[TASK PROMPT] Isolate every line in the records below with "Windows" in it.

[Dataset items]
======

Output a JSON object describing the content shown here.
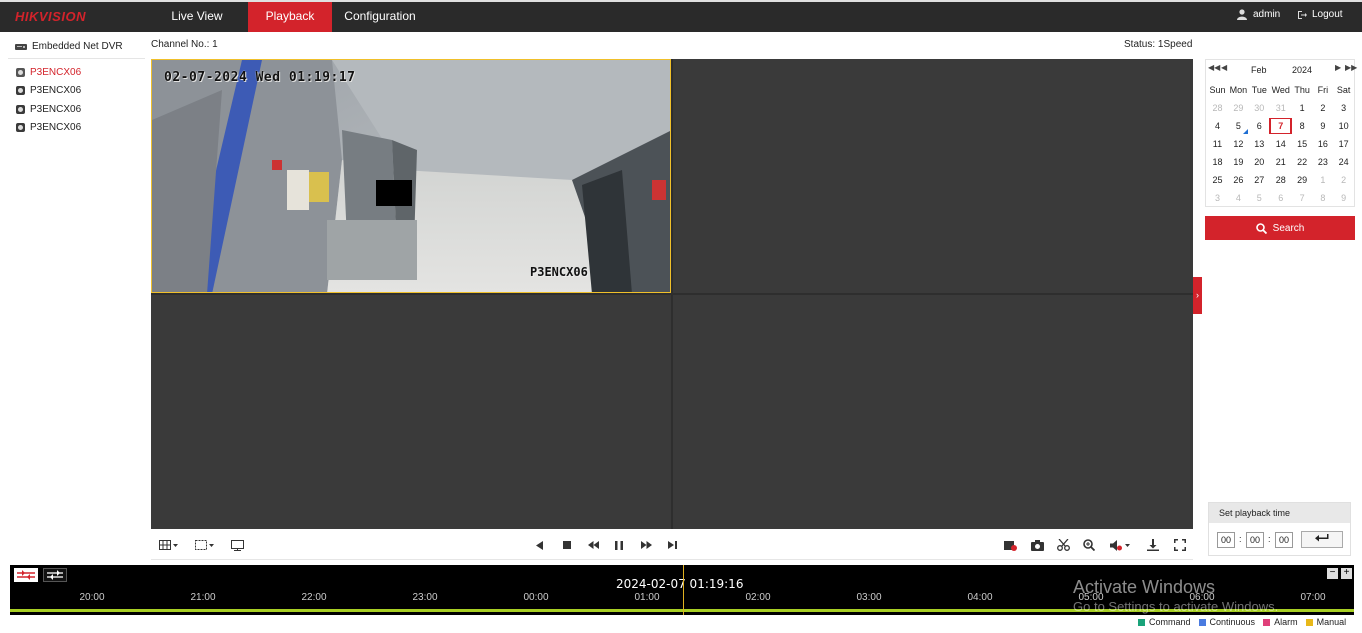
{
  "header": {
    "logo": "HIKVISION",
    "tabs": [
      {
        "label": "Live View"
      },
      {
        "label": "Playback"
      },
      {
        "label": "Configuration"
      }
    ],
    "active_tab": "Playback",
    "user": "admin",
    "logout": "Logout",
    "accent_color": "#d3232b"
  },
  "tree": {
    "device": "Embedded Net DVR",
    "cameras": [
      {
        "label": "P3ENCX06",
        "active": true
      },
      {
        "label": "P3ENCX06",
        "active": false
      },
      {
        "label": "P3ENCX06",
        "active": false
      },
      {
        "label": "P3ENCX06",
        "active": false
      }
    ]
  },
  "player": {
    "channel": "Channel No.: 1",
    "status": "Status: 1Speed",
    "osd_datetime": "02-07-2024 Wed 01:19:17",
    "osd_name": "P3ENCX06"
  },
  "calendar": {
    "month": "Feb",
    "year": "2024",
    "weekdays": [
      "Sun",
      "Mon",
      "Tue",
      "Wed",
      "Thu",
      "Fri",
      "Sat"
    ],
    "weeks": [
      [
        "28",
        "29",
        "30",
        "31",
        "1",
        "2",
        "3"
      ],
      [
        "4",
        "5",
        "6",
        "7",
        "8",
        "9",
        "10"
      ],
      [
        "11",
        "12",
        "13",
        "14",
        "15",
        "16",
        "17"
      ],
      [
        "18",
        "19",
        "20",
        "21",
        "22",
        "23",
        "24"
      ],
      [
        "25",
        "26",
        "27",
        "28",
        "29",
        "1",
        "2"
      ],
      [
        "3",
        "4",
        "5",
        "6",
        "7",
        "8",
        "9"
      ]
    ],
    "selected": "7",
    "search_label": "Search"
  },
  "playback_time": {
    "title": "Set playback time",
    "hh": "00",
    "mm": "00",
    "ss": "00"
  },
  "timeline": {
    "datetime": "2024-02-07 01:19:16",
    "hours": [
      "20:00",
      "21:00",
      "22:00",
      "23:00",
      "00:00",
      "01:00",
      "02:00",
      "03:00",
      "04:00",
      "05:00",
      "06:00",
      "07:00"
    ],
    "watermark_line1": "Activate Windows",
    "watermark_line2": "Go to Settings to activate Windows."
  },
  "legend": [
    {
      "label": "Command",
      "color": "#1aa37a"
    },
    {
      "label": "Continuous",
      "color": "#4a7be0"
    },
    {
      "label": "Alarm",
      "color": "#e0407a"
    },
    {
      "label": "Manual",
      "color": "#e8b81a"
    }
  ]
}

======

[ANSWER FOR THE TASK]
    "watermark_line1": "Activate Windows",
    "watermark_line2": "Go to Settings to activate Windows."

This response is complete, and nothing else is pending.